(Stored items)
--------------------------------------------------
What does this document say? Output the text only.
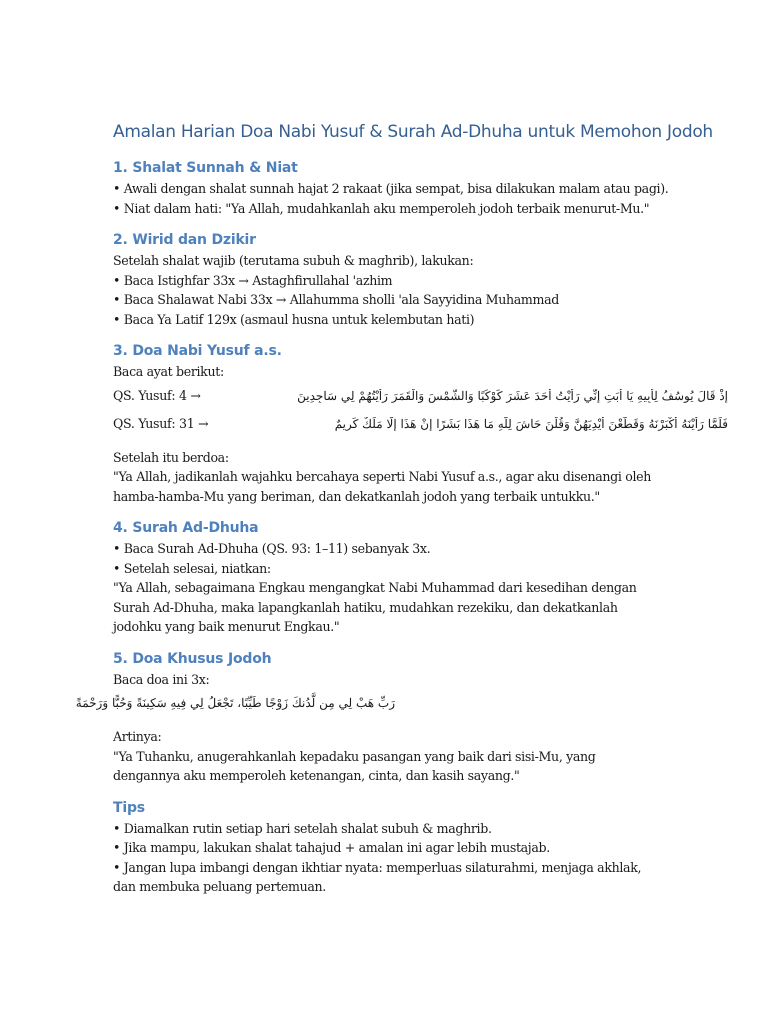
Amalan Harian Doa Nabi Yusuf & Surah Ad-Dhuha untuk Memohon Jodoh
1. Shalat Sunnah & Niat
• Awali dengan shalat sunnah hajat 2 rakaat (jika sempat, bisa dilakukan malam atau pagi).
• Niat dalam hati: "Ya Allah, mudahkanlah aku memperoleh jodoh terbaik menurut-Mu."
2. Wirid dan Dzikir
Setelah shalat wajib (terutama subuh & maghrib), lakukan:
• Baca Istighfar 33x → Astaghfirullahal 'azhim
• Baca Shalawat Nabi 33x → Allahumma sholli 'ala Sayyidina Muhammad
• Baca Ya Latif 129x (asmaul husna untuk kelembutan hati)
3. Doa Nabi Yusuf a.s.
Baca ayat berikut:
QS. Yusuf: 4 →	إِذْ قَالَ يُوسُفُ لِأَبِيهِ يَا أَبَتِ إِنِّي رَأَيْتُ أَحَدَ عَشَرَ كَوْكَبًا وَالشَّمْسَ وَالْقَمَرَ رَأَيْتُهُمْ لِي سَاجِدِينَ
QS. Yusuf: 31 →	فَلَمَّا رَأَيْنَهُ أَكْبَرْنَهُ وَقَطَّعْنَ أَيْدِيَهُنَّ وَقُلْنَ حَاشَ لِلَّهِ مَا هَذَا بَشَرًا إِنْ هَذَا إِلَّا مَلَكٌ كَرِيمٌ
Setelah itu berdoa:
"Ya Allah, jadikanlah wajahku bercahaya seperti Nabi Yusuf a.s., agar aku disenangi oleh hamba-hamba-Mu yang beriman, dan dekatkanlah jodoh yang terbaik untukku."
4. Surah Ad-Dhuha
• Baca Surah Ad-Dhuha (QS. 93: 1–11) sebanyak 3x.
• Setelah selesai, niatkan:
"Ya Allah, sebagaimana Engkau mengangkat Nabi Muhammad dari kesedihan dengan Surah Ad-Dhuha, maka lapangkanlah hatiku, mudahkan rezekiku, dan dekatkanlah jodohku yang baik menurut Engkau."
5. Doa Khusus Jodoh
Baca doa ini 3x:
رَبِّ هَبْ لِي مِن لَّدُنكَ زَوْجًا طَيِّبًا، تَجْعَلُ لِي فِيهِ سَكِينَةً وَحُبًّا وَرَحْمَةً
Artinya:
"Ya Tuhanku, anugerahkanlah kepadaku pasangan yang baik dari sisi-Mu, yang dengannya aku memperoleh ketenangan, cinta, dan kasih sayang."
Tips
• Diamalkan rutin setiap hari setelah shalat subuh & maghrib.
• Jika mampu, lakukan shalat tahajud + amalan ini agar lebih mustajab.
• Jangan lupa imbangi dengan ikhtiar nyata: memperluas silaturahmi, menjaga akhlak, dan membuka peluang pertemuan.
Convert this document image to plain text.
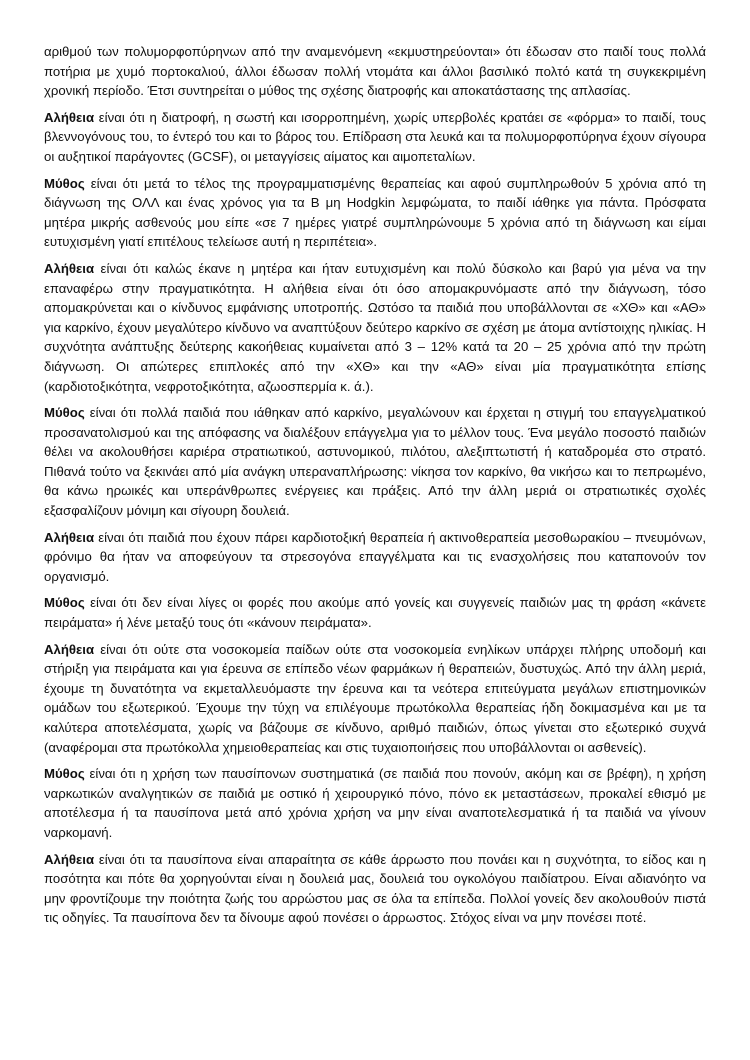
αριθμού των πολυμορφοπύρηνων από την αναμενόμενη «εκμυστηρεύονται» ότι έδωσαν στο παιδί τους πολλά ποτήρια με χυμό πορτοκαλιού, άλλοι έδωσαν πολλή ντομάτα και άλλοι βασιλικό πολτό κατά τη συγκεκριμένη χρονική περίοδο. Έτσι συντηρείται ο μύθος της σχέσης διατροφής και αποκατάστασης της απλασίας.

Αλήθεια είναι ότι η διατροφή, η σωστή και ισορροπημένη, χωρίς υπερβολές κρατάει σε «φόρμα» το παιδί, τους βλεννογόνους του, το έντερό του και το βάρος του. Επίδραση στα λευκά και τα πολυμορφοπύρηνα έχουν σίγουρα οι αυξητικοί παράγοντες (GCSF), οι μεταγγίσεις αίματος και αιμοπεταλίων.

Μύθος είναι ότι μετά το τέλος της προγραμματισμένης θεραπείας και αφού συμπληρωθούν 5 χρόνια από τη διάγνωση της ΟΛΛ και ένας χρόνος για τα Β μη Hodgkin λεμφώματα, το παιδί ιάθηκε για πάντα. Πρόσφατα μητέρα μικρής ασθενούς μου είπε «σε 7 ημέρες γιατρέ συμπληρώνουμε 5 χρόνια από τη διάγνωση και είμαι ευτυχισμένη γιατί επιτέλους τελείωσε αυτή η περιπέτεια».

Αλήθεια είναι ότι καλώς έκανε η μητέρα και ήταν ευτυχισμένη και πολύ δύσκολο και βαρύ για μένα να την επαναφέρω στην πραγματικότητα. Η αλήθεια είναι ότι όσο απομακρυνόμαστε από την διάγνωση, τόσο απομακρύνεται και ο κίνδυνος εμφάνισης υποτροπής. Ωστόσο τα παιδιά που υποβάλλονται σε «ΧΘ» και «ΑΘ» για καρκίνο, έχουν μεγαλύτερο κίνδυνο να αναπτύξουν δεύτερο καρκίνο σε σχέση με άτομα αντίστοιχης ηλικίας. Η συχνότητα ανάπτυξης δεύτερης κακοήθειας κυμαίνεται από 3 – 12% κατά τα 20 – 25 χρόνια από την πρώτη διάγνωση. Οι απώτερες επιπλοκές από την «ΧΘ» και την «ΑΘ» είναι μία πραγματικότητα επίσης (καρδιοτοξικότητα, νεφροτοξικότητα, αζωοσπερμία κ. ά.).

Μύθος είναι ότι πολλά παιδιά που ιάθηκαν από καρκίνο, μεγαλώνουν και έρχεται η στιγμή του επαγγελματικού προσανατολισμού και της απόφασης να διαλέξουν επάγγελμα για το μέλλον τους. Ένα μεγάλο ποσοστό παιδιών θέλει να ακολουθήσει καριέρα στρατιωτικού, αστυνομικού, πιλότου, αλεξιπτωτιστή ή καταδρομέα στο στρατό. Πιθανά τούτο να ξεκινάει από μία ανάγκη υπεραναπλήρωσης: νίκησα τον καρκίνο, θα νικήσω και το πεπρωμένο, θα κάνω ηρωικές και υπεράνθρωπες ενέργειες και πράξεις. Από την άλλη μεριά οι στρατιωτικές σχολές εξασφαλίζουν μόνιμη και σίγουρη δουλειά.

Αλήθεια είναι ότι παιδιά που έχουν πάρει καρδιοτοξική θεραπεία ή ακτινοθεραπεία μεσοθωρακίου – πνευμόνων, φρόνιμο θα ήταν να αποφεύγουν τα στρεσογόνα επαγγέλματα και τις ενασχολήσεις που καταπονούν τον οργανισμό.

Μύθος είναι ότι δεν είναι λίγες οι φορές που ακούμε από γονείς και συγγενείς παιδιών μας τη φράση «κάνετε πειράματα» ή λένε μεταξύ τους ότι «κάνουν πειράματα».

Αλήθεια είναι ότι ούτε στα νοσοκομεία παίδων ούτε στα νοσοκομεία ενηλίκων υπάρχει πλήρης υποδομή και στήριξη για πειράματα και για έρευνα σε επίπεδο νέων φαρμάκων ή θεραπειών, δυστυχώς. Από την άλλη μεριά, έχουμε τη δυνατότητα να εκμεταλλευόμαστε την έρευνα και τα νεότερα επιτεύγματα μεγάλων επιστημονικών ομάδων του εξωτερικού. Έχουμε την τύχη να επιλέγουμε πρωτόκολλα θεραπείας ήδη δοκιμασμένα και με τα καλύτερα αποτελέσματα, χωρίς να βάζουμε σε κίνδυνο, αριθμό παιδιών, όπως γίνεται στο εξωτερικό συχνά (αναφέρομαι στα πρωτόκολλα χημειοθεραπείας και στις τυχαιοποιήσεις που υποβάλλονται οι ασθενείς).

Μύθος είναι ότι η χρήση των παυσίπονων συστηματικά (σε παιδιά που πονούν, ακόμη και σε βρέφη), η χρήση ναρκωτικών αναλγητικών σε παιδιά με οστικό ή χειρουργικό πόνο, πόνο εκ μεταστάσεων, προκαλεί εθισμό με αποτέλεσμα ή τα παυσίπονα μετά από χρόνια χρήση να μην είναι αναποτελεσματικά ή τα παιδιά να γίνουν ναρκομανή.

Αλήθεια είναι ότι τα παυσίπονα είναι απαραίτητα σε κάθε άρρωστο που πονάει και η συχνότητα, το είδος και η ποσότητα και πότε θα χορηγούνται είναι η δουλειά μας, δουλειά του ογκολόγου παιδίατρου. Είναι αδιανόητο να μην φροντίζουμε την ποιότητα ζωής του αρρώστου μας σε όλα τα επίπεδα. Πολλοί γονείς δεν ακολουθούν πιστά τις οδηγίες. Τα παυσίπονα δεν τα δίνουμε αφού πονέσει ο άρρωστος. Στόχος είναι να μην πονέσει ποτέ.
--------------------------------------------------
# Task
Above are some records. Report the number of their lines that include "this", and add nothing else.

# Exercise answer
2